Work instruction:
Copy down every line of the data that follows exactly. Omit the pictures.

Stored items
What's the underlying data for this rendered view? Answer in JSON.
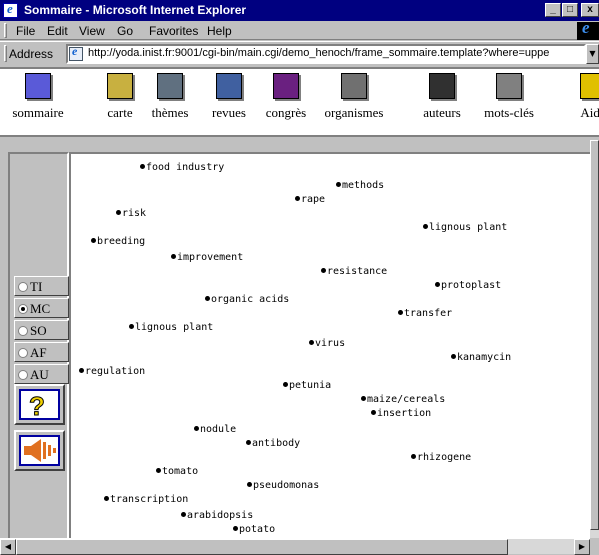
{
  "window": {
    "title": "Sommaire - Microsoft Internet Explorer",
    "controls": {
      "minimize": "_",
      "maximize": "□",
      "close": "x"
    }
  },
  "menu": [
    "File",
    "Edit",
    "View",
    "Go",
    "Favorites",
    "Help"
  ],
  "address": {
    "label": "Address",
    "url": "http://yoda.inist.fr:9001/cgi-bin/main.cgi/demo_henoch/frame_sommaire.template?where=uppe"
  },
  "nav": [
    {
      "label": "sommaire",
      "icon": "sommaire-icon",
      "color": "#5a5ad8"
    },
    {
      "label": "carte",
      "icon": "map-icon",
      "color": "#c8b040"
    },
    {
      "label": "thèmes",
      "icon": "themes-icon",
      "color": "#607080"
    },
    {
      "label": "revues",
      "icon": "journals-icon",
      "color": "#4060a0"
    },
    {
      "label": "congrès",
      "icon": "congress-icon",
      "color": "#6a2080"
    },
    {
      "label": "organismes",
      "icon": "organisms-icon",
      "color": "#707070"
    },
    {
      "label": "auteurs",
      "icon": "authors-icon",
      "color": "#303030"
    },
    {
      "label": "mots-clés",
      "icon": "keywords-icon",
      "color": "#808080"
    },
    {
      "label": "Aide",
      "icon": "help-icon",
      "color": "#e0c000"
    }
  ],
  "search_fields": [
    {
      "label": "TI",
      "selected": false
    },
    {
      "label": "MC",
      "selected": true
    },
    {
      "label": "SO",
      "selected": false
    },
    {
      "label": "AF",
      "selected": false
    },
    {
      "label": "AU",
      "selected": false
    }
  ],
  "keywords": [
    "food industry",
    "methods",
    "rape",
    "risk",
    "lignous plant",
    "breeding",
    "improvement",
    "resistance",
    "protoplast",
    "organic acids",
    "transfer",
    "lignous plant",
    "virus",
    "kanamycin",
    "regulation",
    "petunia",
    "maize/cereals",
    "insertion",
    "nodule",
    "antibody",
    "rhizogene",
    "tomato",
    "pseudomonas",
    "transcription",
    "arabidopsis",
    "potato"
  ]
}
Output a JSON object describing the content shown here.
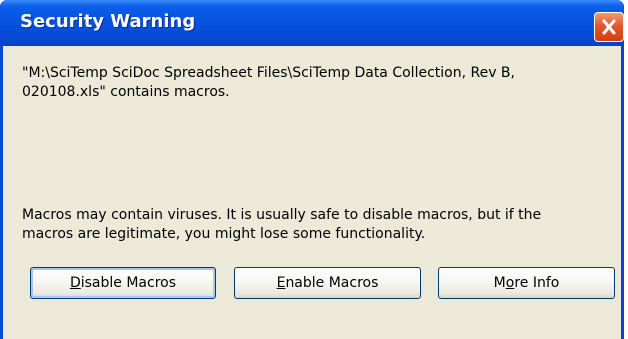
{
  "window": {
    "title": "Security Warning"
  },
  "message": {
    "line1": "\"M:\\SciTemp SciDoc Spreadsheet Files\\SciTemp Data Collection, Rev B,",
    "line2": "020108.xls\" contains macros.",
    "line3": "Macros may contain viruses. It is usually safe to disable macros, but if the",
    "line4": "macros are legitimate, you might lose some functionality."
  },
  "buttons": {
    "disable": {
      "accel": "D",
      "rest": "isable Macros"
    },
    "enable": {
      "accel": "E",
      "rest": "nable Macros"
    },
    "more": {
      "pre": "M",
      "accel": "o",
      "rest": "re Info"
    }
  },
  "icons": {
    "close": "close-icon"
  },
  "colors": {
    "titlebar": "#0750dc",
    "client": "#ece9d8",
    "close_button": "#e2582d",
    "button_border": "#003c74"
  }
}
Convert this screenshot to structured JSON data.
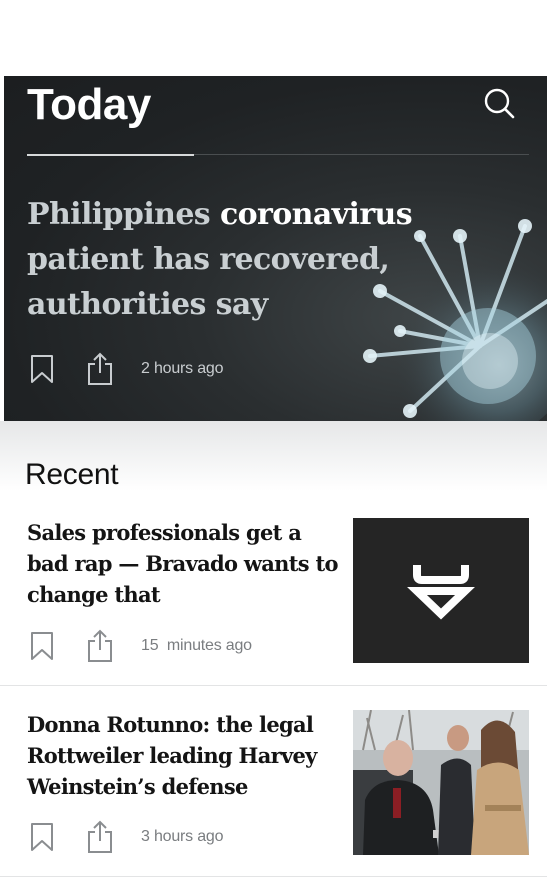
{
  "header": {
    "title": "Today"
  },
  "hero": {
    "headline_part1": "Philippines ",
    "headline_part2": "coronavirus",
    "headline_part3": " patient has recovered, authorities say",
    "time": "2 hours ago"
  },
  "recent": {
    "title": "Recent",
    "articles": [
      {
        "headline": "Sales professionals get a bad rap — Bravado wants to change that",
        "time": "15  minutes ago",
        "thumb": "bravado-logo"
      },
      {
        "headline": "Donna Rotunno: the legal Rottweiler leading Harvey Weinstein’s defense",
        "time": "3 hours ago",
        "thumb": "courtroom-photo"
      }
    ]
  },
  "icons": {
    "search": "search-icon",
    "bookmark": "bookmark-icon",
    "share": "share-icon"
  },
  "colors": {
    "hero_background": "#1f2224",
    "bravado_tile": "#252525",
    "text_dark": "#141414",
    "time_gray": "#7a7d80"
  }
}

Answer to this problem:
What's the underlying data for this rendered view? Answer in JSON.
{
  "window": {
    "title": "Sommaire - Microsoft Internet Explorer",
    "controls": {
      "minimize": "_",
      "maximize": "□",
      "close": "x"
    }
  },
  "menu": [
    "File",
    "Edit",
    "View",
    "Go",
    "Favorites",
    "Help"
  ],
  "address": {
    "label": "Address",
    "url": "http://yoda.inist.fr:9001/cgi-bin/main.cgi/demo_henoch/frame_sommaire.template?where=uppe"
  },
  "nav": [
    {
      "label": "sommaire",
      "icon": "sommaire-icon",
      "color": "#5a5ad8"
    },
    {
      "label": "carte",
      "icon": "map-icon",
      "color": "#c8b040"
    },
    {
      "label": "thèmes",
      "icon": "themes-icon",
      "color": "#607080"
    },
    {
      "label": "revues",
      "icon": "journals-icon",
      "color": "#4060a0"
    },
    {
      "label": "congrès",
      "icon": "congress-icon",
      "color": "#6a2080"
    },
    {
      "label": "organismes",
      "icon": "organisms-icon",
      "color": "#707070"
    },
    {
      "label": "auteurs",
      "icon": "authors-icon",
      "color": "#303030"
    },
    {
      "label": "mots-clés",
      "icon": "keywords-icon",
      "color": "#808080"
    },
    {
      "label": "Aide",
      "icon": "help-icon",
      "color": "#e0c000"
    }
  ],
  "search_fields": [
    {
      "label": "TI",
      "selected": false
    },
    {
      "label": "MC",
      "selected": true
    },
    {
      "label": "SO",
      "selected": false
    },
    {
      "label": "AF",
      "selected": false
    },
    {
      "label": "AU",
      "selected": false
    }
  ],
  "keywords": [
    "food industry",
    "methods",
    "rape",
    "risk",
    "lignous plant",
    "breeding",
    "improvement",
    "resistance",
    "protoplast",
    "organic acids",
    "transfer",
    "lignous plant",
    "virus",
    "kanamycin",
    "regulation",
    "petunia",
    "maize/cereals",
    "insertion",
    "nodule",
    "antibody",
    "rhizogene",
    "tomato",
    "pseudomonas",
    "transcription",
    "arabidopsis",
    "potato"
  ]
}
Output a JSON object describing the content shown here.
{
  "window": {
    "title": "Security Warning"
  },
  "message": {
    "line1": "\"M:\\SciTemp SciDoc Spreadsheet Files\\SciTemp Data Collection, Rev B,",
    "line2": "020108.xls\" contains macros.",
    "line3": "Macros may contain viruses. It is usually safe to disable macros, but if the",
    "line4": "macros are legitimate, you might lose some functionality."
  },
  "buttons": {
    "disable": {
      "accel": "D",
      "rest": "isable Macros"
    },
    "enable": {
      "accel": "E",
      "rest": "nable Macros"
    },
    "more": {
      "pre": "M",
      "accel": "o",
      "rest": "re Info"
    }
  },
  "icons": {
    "close": "close-icon"
  },
  "colors": {
    "titlebar": "#0750dc",
    "client": "#ece9d8",
    "close_button": "#e2582d",
    "button_border": "#003c74"
  }
}
Convert this screenshot to structured JSON data.
{
  "header": {
    "title": "Today"
  },
  "hero": {
    "headline_part1": "Philippines ",
    "headline_part2": "coronavirus",
    "headline_part3": " patient has recovered, authorities say",
    "time": "2 hours ago"
  },
  "recent": {
    "title": "Recent",
    "articles": [
      {
        "headline": "Sales professionals get a bad rap — Bravado wants to change that",
        "time": "15  minutes ago",
        "thumb": "bravado-logo"
      },
      {
        "headline": "Donna Rotunno: the legal Rottweiler leading Harvey Weinstein’s defense",
        "time": "3 hours ago",
        "thumb": "courtroom-photo"
      }
    ]
  },
  "icons": {
    "search": "search-icon",
    "bookmark": "bookmark-icon",
    "share": "share-icon"
  },
  "colors": {
    "hero_background": "#1f2224",
    "bravado_tile": "#252525",
    "text_dark": "#141414",
    "time_gray": "#7a7d80"
  }
}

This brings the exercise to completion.